--- Exercise details ---
Repeat each entry as written and leave the images out of the copy.

--- Given records ---

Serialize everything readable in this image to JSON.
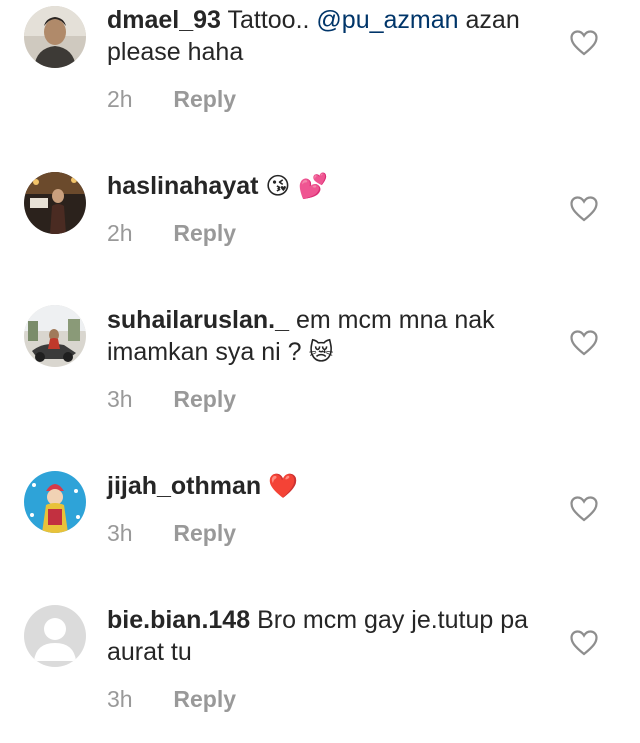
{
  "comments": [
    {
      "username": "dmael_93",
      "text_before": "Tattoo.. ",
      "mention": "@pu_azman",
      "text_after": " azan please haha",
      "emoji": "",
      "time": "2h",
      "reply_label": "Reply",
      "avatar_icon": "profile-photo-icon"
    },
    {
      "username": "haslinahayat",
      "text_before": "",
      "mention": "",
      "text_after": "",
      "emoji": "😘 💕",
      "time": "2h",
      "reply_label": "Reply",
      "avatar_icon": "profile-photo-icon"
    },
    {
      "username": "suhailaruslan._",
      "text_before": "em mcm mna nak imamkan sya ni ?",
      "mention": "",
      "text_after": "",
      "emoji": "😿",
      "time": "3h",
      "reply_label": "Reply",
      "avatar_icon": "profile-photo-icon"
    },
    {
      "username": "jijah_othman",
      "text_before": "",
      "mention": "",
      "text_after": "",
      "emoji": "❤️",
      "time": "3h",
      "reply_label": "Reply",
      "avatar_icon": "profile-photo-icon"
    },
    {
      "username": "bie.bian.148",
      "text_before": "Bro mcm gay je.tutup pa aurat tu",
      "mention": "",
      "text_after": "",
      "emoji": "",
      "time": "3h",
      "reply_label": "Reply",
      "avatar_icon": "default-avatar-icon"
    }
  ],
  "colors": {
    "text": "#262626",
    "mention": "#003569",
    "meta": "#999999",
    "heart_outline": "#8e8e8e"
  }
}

--- Exercise result ---
Serialize everything readable in this image to JSON.
{
  "comments": [
    {
      "username": "dmael_93",
      "text_before": "Tattoo.. ",
      "mention": "@pu_azman",
      "text_after": " azan please haha",
      "emoji": "",
      "time": "2h",
      "reply_label": "Reply",
      "avatar_icon": "profile-photo-icon"
    },
    {
      "username": "haslinahayat",
      "text_before": "",
      "mention": "",
      "text_after": "",
      "emoji": "😘 💕",
      "time": "2h",
      "reply_label": "Reply",
      "avatar_icon": "profile-photo-icon"
    },
    {
      "username": "suhailaruslan._",
      "text_before": "em mcm mna nak imamkan sya ni ?",
      "mention": "",
      "text_after": "",
      "emoji": "😿",
      "time": "3h",
      "reply_label": "Reply",
      "avatar_icon": "profile-photo-icon"
    },
    {
      "username": "jijah_othman",
      "text_before": "",
      "mention": "",
      "text_after": "",
      "emoji": "❤️",
      "time": "3h",
      "reply_label": "Reply",
      "avatar_icon": "profile-photo-icon"
    },
    {
      "username": "bie.bian.148",
      "text_before": "Bro mcm gay je.tutup pa aurat tu",
      "mention": "",
      "text_after": "",
      "emoji": "",
      "time": "3h",
      "reply_label": "Reply",
      "avatar_icon": "default-avatar-icon"
    }
  ],
  "colors": {
    "text": "#262626",
    "mention": "#003569",
    "meta": "#999999",
    "heart_outline": "#8e8e8e"
  }
}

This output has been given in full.